Texte fourni =>
==*==

Une vie face aux soubresauts du XXe siècle
Karl Barth est né à Bâle en 1886, dans un monde où s’opposent théologie libérale et théologie conservatrice. Son père Johann Friedrich Barth était enseignant à l’école des prédicateurs. Cet établissement voit le jour une dizaine d’années auparavant en opposition à la théologie libérale universitaire de l’époque qui tendait à réduire la religion à un simple phénomène culturel. Sa mère, Anna Katharina, était la fille d’un pasteur attaché à un courant conservateur de l’orthodoxie réformée.
En 1889, le père de Karl Barth est appelé à Berne. C’est là que le jeune homme effectue sa scolarité et ses premières années d’études de théologie. Il se frotte notamment en profondeur à l’approche historico-critique de la Bible, une remise en contexte des écrits. Il ira ensuite étudier à Berlin avec des professeurs de renom dont Adolf von Harnack, qui défend une position critique envers les traditions religieuses. Il poursuivra son parcours universitaire à Berne et Tübingen avant de revenir à Berlin, sous la houlette de Wilhelm Hermann, qui le sensibilisera à l’éthique. En 1908, il passe son examen, effectue un bref stage de vicariat dans le Jura bernois et occupe, durant une année, un poste de rédacteur dans le journal Die Christliche Welt (Le Monde chrétien) à Marburg. Il commence ensuite sa carrière ministérielle en tant que pasteur à Genève.
Le pasteur socialiste
En 1911, Karl Barth est nommé pasteur à Safenwil, dans le canton d’Argovie. Sur place, il est confronté à la détresse des travailleurs qui représentent la majorité de ses paroissiens. Il développe une attirance prononcée pour le christianisme social.
En 1915, il adhère au parti social-démocrate, même s’il devient plus critique face au mouvement. Parallèlement, il se distancie assez radicalement de ces anciens maîtres qui soutenaient ouvertement l’Allemagne durant la Première Guerre mondiale. Durant cette période, naît en lui la conviction qu’il est interdit d’instrumentaliser Dieu, quelle qu’en soit la cause.
L’essentiel de son temps est toutefois consacré à l’étude. Il réfléchit beaucoup sur le rôle de la prédication et se lance dans l’interprétation de l’Epître aux Romains, poursuivant ainsi la démarche de Luther plus de quatre siècles auparavant. Une première édition de son travail paraîtra en 1919. Elle lui ouvre les portes de la chaire de théologie réformée de Göttingen. Une deuxième édition paraîtra en 1922 et deviendra l’un des textes les plus influents de la «nouvelle vague» théologique.

==*==

Extraits des entrées =>

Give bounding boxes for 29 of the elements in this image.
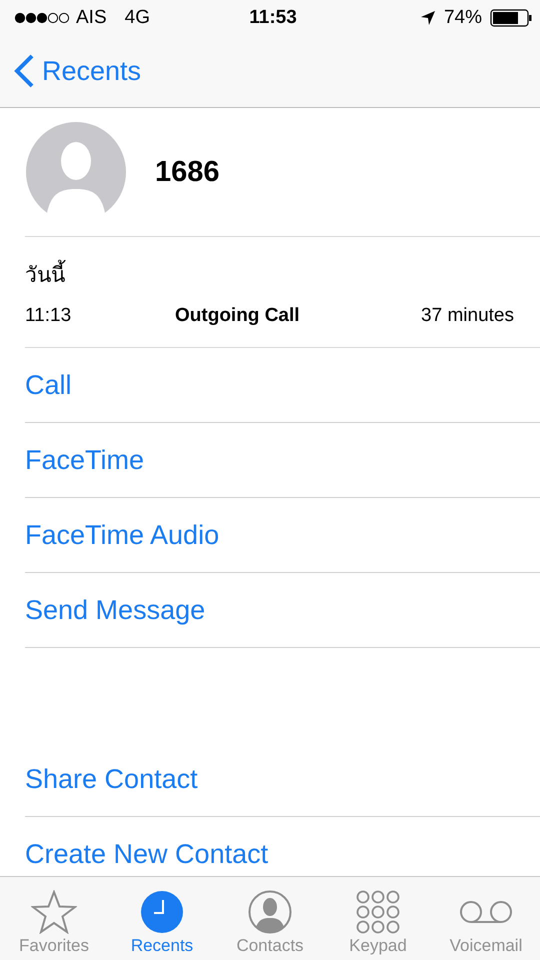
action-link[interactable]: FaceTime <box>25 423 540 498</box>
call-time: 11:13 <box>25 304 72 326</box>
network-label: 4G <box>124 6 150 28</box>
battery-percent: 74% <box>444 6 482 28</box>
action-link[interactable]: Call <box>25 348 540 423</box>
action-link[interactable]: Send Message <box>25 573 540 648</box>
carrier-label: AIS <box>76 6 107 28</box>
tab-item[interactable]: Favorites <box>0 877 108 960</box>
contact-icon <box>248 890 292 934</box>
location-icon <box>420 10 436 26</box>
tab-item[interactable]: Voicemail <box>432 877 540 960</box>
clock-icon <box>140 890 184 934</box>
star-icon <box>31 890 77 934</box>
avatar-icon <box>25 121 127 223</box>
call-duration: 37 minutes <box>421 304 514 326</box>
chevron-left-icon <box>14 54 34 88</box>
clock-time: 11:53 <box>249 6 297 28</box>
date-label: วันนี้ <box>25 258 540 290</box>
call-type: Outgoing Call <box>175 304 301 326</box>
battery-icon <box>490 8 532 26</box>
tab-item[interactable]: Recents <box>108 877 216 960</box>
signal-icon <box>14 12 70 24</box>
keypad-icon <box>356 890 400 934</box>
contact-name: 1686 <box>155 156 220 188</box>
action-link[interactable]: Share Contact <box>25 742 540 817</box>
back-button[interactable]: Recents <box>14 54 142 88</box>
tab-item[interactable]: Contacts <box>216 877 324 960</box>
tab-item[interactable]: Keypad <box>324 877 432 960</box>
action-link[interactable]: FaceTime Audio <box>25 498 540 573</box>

==*==

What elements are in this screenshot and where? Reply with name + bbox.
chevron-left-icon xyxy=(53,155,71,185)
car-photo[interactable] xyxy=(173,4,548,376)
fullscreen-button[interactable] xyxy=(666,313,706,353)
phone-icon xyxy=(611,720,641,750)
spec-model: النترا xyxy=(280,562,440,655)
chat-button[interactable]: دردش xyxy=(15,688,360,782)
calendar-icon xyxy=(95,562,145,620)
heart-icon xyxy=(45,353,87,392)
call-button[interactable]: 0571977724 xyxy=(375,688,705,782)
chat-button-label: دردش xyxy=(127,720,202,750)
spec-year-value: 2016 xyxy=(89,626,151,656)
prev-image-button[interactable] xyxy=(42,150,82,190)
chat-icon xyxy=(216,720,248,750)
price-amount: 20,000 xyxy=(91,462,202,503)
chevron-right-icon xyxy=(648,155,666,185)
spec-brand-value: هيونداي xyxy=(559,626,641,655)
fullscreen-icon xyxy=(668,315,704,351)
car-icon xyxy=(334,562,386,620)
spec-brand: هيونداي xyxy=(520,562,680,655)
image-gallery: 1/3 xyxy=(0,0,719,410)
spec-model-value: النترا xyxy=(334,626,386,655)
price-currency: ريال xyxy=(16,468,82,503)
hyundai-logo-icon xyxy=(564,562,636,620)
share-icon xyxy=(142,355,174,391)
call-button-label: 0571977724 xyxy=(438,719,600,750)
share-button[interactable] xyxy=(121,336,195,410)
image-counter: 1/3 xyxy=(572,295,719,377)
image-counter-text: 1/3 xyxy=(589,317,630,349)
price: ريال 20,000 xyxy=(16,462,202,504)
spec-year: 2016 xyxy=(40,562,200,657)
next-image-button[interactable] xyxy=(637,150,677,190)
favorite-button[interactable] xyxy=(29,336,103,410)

==*==

Consigne =>
Répondez à ces questions à l'aide du texte sur Karl Barth :
(a) Dans quel journal Karl Barth occupe-t-il un poste de rédacteur à Marburg ?
(b) En quelle année est-il nommé pasteur à Safenwil ?
(c) En quelle année paraît la deuxième édition de son interprétation de l'Epître aux Romains ?

Corrigé =>
(a) Die Christliche Welt (Le Monde chrétien).
(b) En 1911.
(c) En 1922.